* begin *
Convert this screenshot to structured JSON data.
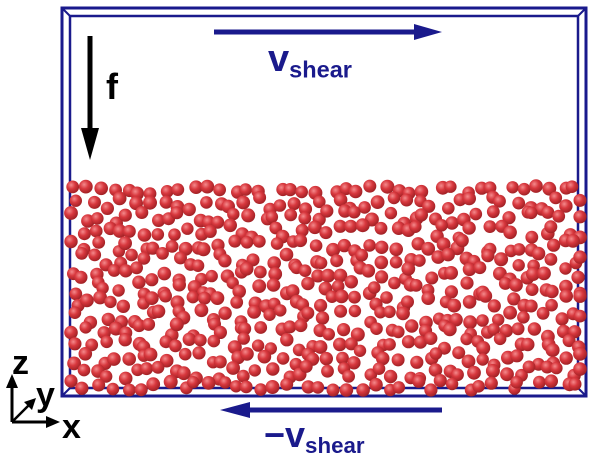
{
  "labels": {
    "force": "f",
    "top_velocity_main": "v",
    "top_velocity_sub": "shear",
    "bottom_velocity_main": "−v",
    "bottom_velocity_sub": "shear",
    "axis_x": "x",
    "axis_y": "y",
    "axis_z": "z"
  },
  "colors": {
    "box": "#1a1a8c",
    "arrow": "#1a1a8c",
    "force_arrow": "#000000",
    "particle": "#d8383e",
    "particle_shade": "#9a1e22",
    "particle_highlight": "#f48a8c"
  },
  "particles": {
    "columns": 38,
    "rows": 15,
    "seed": 7
  }
}
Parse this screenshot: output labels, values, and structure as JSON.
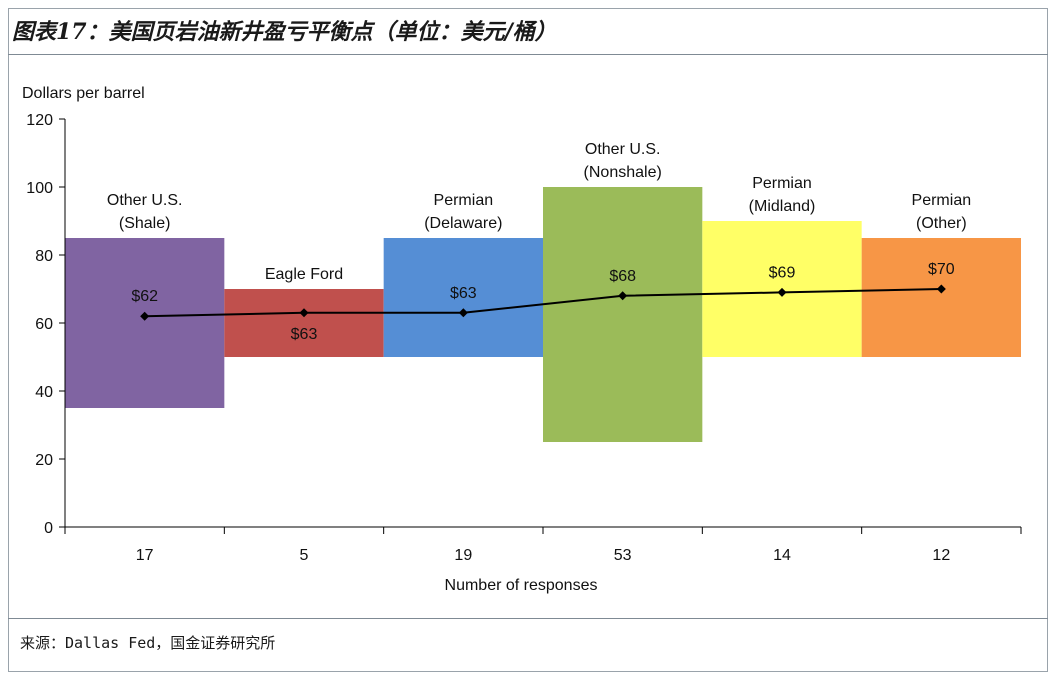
{
  "header": {
    "title": "图表17：美国页岩油新井盈亏平衡点（单位：美元/桶）"
  },
  "footer": {
    "source": "来源：Dallas Fed，国金证券研究所"
  },
  "chart_data": {
    "type": "bar",
    "ylabel": "Dollars per barrel",
    "xlabel": "Number of responses",
    "ylim": [
      0,
      120
    ],
    "yticks": [
      0,
      20,
      40,
      60,
      80,
      100,
      120
    ],
    "grid": false,
    "categories": [
      "17",
      "5",
      "19",
      "53",
      "14",
      "12"
    ],
    "regions": [
      {
        "label": [
          "Other U.S.",
          "(Shale)"
        ],
        "responses": "17",
        "low": 35,
        "high": 85,
        "breakeven": 62,
        "value_label": "$62",
        "color": "#8064a2"
      },
      {
        "label": [
          "Eagle Ford"
        ],
        "responses": "5",
        "low": 50,
        "high": 70,
        "breakeven": 63,
        "value_label": "$63",
        "color": "#c0504d"
      },
      {
        "label": [
          "Permian",
          "(Delaware)"
        ],
        "responses": "19",
        "low": 50,
        "high": 85,
        "breakeven": 63,
        "value_label": "$63",
        "color": "#558ed5"
      },
      {
        "label": [
          "Other U.S.",
          "(Nonshale)"
        ],
        "responses": "53",
        "low": 25,
        "high": 100,
        "breakeven": 68,
        "value_label": "$68",
        "color": "#9bbb59"
      },
      {
        "label": [
          "Permian",
          "(Midland)"
        ],
        "responses": "14",
        "low": 50,
        "high": 90,
        "breakeven": 69,
        "value_label": "$69",
        "color": "#ffff66"
      },
      {
        "label": [
          "Permian",
          "(Other)"
        ],
        "responses": "12",
        "low": 50,
        "high": 85,
        "breakeven": 70,
        "value_label": "$70",
        "color": "#f79646"
      }
    ],
    "line_color": "#000000"
  }
}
* end *
◆ What to do
Make an exact reproduction of the listing above, without any pictures.

◆ Answer to the exercise
Convert this screenshot to structured JSON data.
{
  "labels": {
    "force": "f",
    "top_velocity_main": "v",
    "top_velocity_sub": "shear",
    "bottom_velocity_main": "−v",
    "bottom_velocity_sub": "shear",
    "axis_x": "x",
    "axis_y": "y",
    "axis_z": "z"
  },
  "colors": {
    "box": "#1a1a8c",
    "arrow": "#1a1a8c",
    "force_arrow": "#000000",
    "particle": "#d8383e",
    "particle_shade": "#9a1e22",
    "particle_highlight": "#f48a8c"
  },
  "particles": {
    "columns": 38,
    "rows": 15,
    "seed": 7
  }
}
Parse this screenshot: output labels, values, and structure as JSON.
{
  "header": {
    "title": "图表17：美国页岩油新井盈亏平衡点（单位：美元/桶）"
  },
  "footer": {
    "source": "来源：Dallas Fed，国金证券研究所"
  },
  "chart_data": {
    "type": "bar",
    "ylabel": "Dollars per barrel",
    "xlabel": "Number of responses",
    "ylim": [
      0,
      120
    ],
    "yticks": [
      0,
      20,
      40,
      60,
      80,
      100,
      120
    ],
    "grid": false,
    "categories": [
      "17",
      "5",
      "19",
      "53",
      "14",
      "12"
    ],
    "regions": [
      {
        "label": [
          "Other U.S.",
          "(Shale)"
        ],
        "responses": "17",
        "low": 35,
        "high": 85,
        "breakeven": 62,
        "value_label": "$62",
        "color": "#8064a2"
      },
      {
        "label": [
          "Eagle Ford"
        ],
        "responses": "5",
        "low": 50,
        "high": 70,
        "breakeven": 63,
        "value_label": "$63",
        "color": "#c0504d"
      },
      {
        "label": [
          "Permian",
          "(Delaware)"
        ],
        "responses": "19",
        "low": 50,
        "high": 85,
        "breakeven": 63,
        "value_label": "$63",
        "color": "#558ed5"
      },
      {
        "label": [
          "Other U.S.",
          "(Nonshale)"
        ],
        "responses": "53",
        "low": 25,
        "high": 100,
        "breakeven": 68,
        "value_label": "$68",
        "color": "#9bbb59"
      },
      {
        "label": [
          "Permian",
          "(Midland)"
        ],
        "responses": "14",
        "low": 50,
        "high": 90,
        "breakeven": 69,
        "value_label": "$69",
        "color": "#ffff66"
      },
      {
        "label": [
          "Permian",
          "(Other)"
        ],
        "responses": "12",
        "low": 50,
        "high": 85,
        "breakeven": 70,
        "value_label": "$70",
        "color": "#f79646"
      }
    ],
    "line_color": "#000000"
  }
}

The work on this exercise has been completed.